**Written problem**.
Search the listing below for the word "صورت" and copy each line that holds it.

**Given records**.
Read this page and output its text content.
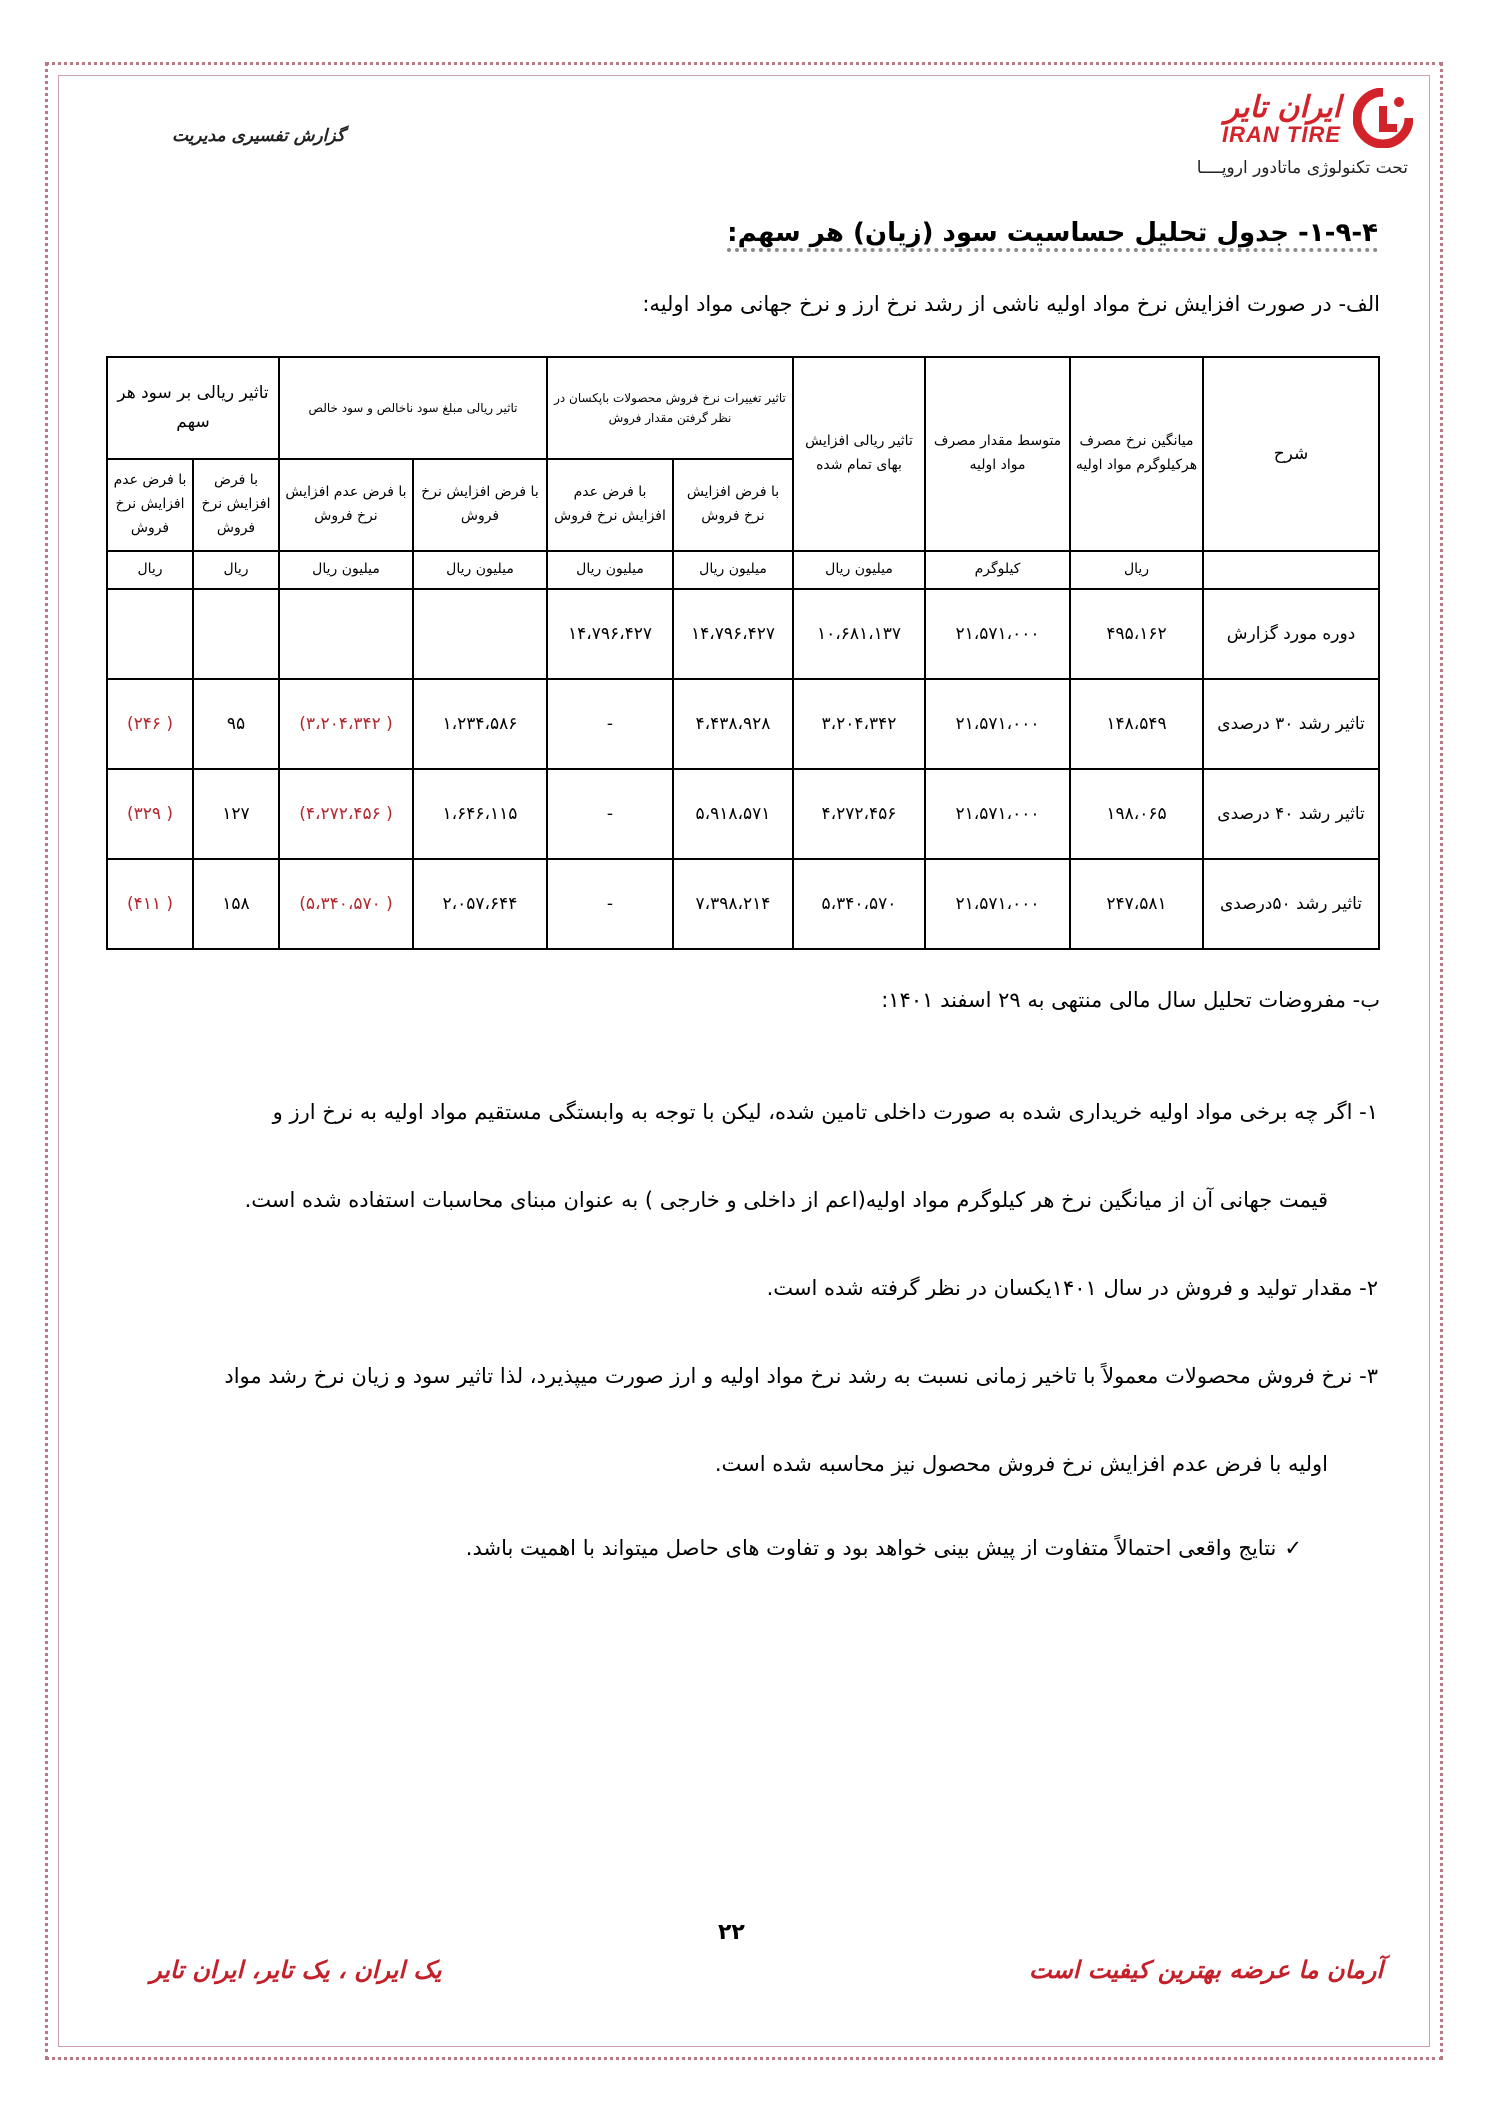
گزارش تفسیری مدیریت
ایران تایر
IRAN TIRE
تحت تکنولوژی ماتادور اروپــــا
۱-۹-۴- جدول تحلیل حساسیت سود (زیان) هر سهم:
الف- در صورت افزایش نرخ مواد اولیه ناشی از رشد نرخ ارز و نرخ جهانی مواد اولیه:
شرح	میانگین نرخ مصرف هرکیلوگرم مواد اولیه	متوسط مقدار مصرف مواد اولیه	تاثیر ریالی افزایش بهای تمام شده	تاثیر تغییرات نرخ فروش محصولات باپکسان در نظر گرفتن مقدار فروش		تاثیر ریالی مبلغ سود ناخالص و سود خالص		تاثیر ریالی بر سود هر سهم	
				با فرض افزایش نرخ فروش	با فرض عدم افزایش نرخ فروش	با فرض افزایش نرخ فروش	با فرض عدم افزایش نرخ فروش	با فرض افزایش نرخ فروش	با فرض عدم افزایش نرخ فروش
	ریال	کیلوگرم	میلیون ریال	میلیون ریال	میلیون ریال	میلیون ریال	میلیون ریال	ریال	ریال
دوره مورد گزارش	۴۹۵،۱۶۲	۲۱،۵۷۱،۰۰۰	۱۰،۶۸۱،۱۳۷	۱۴،۷۹۶،۴۲۷	۱۴،۷۹۶،۴۲۷				
تاثیر رشد ۳۰ درصدی	۱۴۸،۵۴۹	۲۱،۵۷۱،۰۰۰	۳،۲۰۴،۳۴۲	۴،۴۳۸،۹۲۸	-	۱،۲۳۴،۵۸۶	( ۳،۲۰۴،۳۴۲)	۹۵	( ۲۴۶)
تاثیر رشد ۴۰ درصدی	۱۹۸،۰۶۵	۲۱،۵۷۱،۰۰۰	۴،۲۷۲،۴۵۶	۵،۹۱۸،۵۷۱	-	۱،۶۴۶،۱۱۵	( ۴،۲۷۲،۴۵۶)	۱۲۷	( ۳۲۹)
تاثیر رشد ۵۰درصدی	۲۴۷،۵۸۱	۲۱،۵۷۱،۰۰۰	۵،۳۴۰،۵۷۰	۷،۳۹۸،۲۱۴	-	۲،۰۵۷،۶۴۴	( ۵،۳۴۰،۵۷۰)	۱۵۸	( ۴۱۱)
ب- مفروضات تحلیل سال مالی منتهی به ۲۹ اسفند ۱۴۰۱:
۱- اگر چه برخی مواد اولیه خریداری شده به صورت داخلی تامین شده، لیکن با توجه به وابستگی مستقیم مواد اولیه به نرخ ارز و
قیمت جهانی آن از میانگین نرخ هر کیلوگرم مواد اولیه(اعم از داخلی و خارجی ) به عنوان مبنای محاسبات استفاده شده است.
۲- مقدار تولید و فروش در سال ۱۴۰۱یکسان در نظر گرفته شده است.
۳- نرخ فروش محصولات معمولاً با تاخیر زمانی نسبت به رشد نرخ مواد اولیه و ارز صورت میپذیرد، لذا تاثیر سود و زیان نرخ رشد مواد
اولیه با فرض عدم افزایش نرخ فروش محصول نیز محاسبه شده است.
✓نتایج واقعی احتمالاً متفاوت از پیش بینی خواهد بود و تفاوت های حاصل میتواند با اهمیت باشد.
۲۲
آرمان ما عرضه بهترین کیفیت است
یک ایران ، یک تایر، ایران تایر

**Exercise solution**.
الف- در صورت افزایش نرخ مواد اولیه ناشی از رشد نرخ ارز و نرخ جهانی مواد اولیه:
۱- اگر چه برخی مواد اولیه خریداری شده به صورت داخلی تامین شده، لیکن با توجه به وابستگی مستقیم مواد اولیه به نرخ ارز و
۳- نرخ فروش محصولات معمولاً با تاخیر زمانی نسبت به رشد نرخ مواد اولیه و ارز صورت میپذیرد، لذا تاثیر سود و زیان نرخ رشد مواد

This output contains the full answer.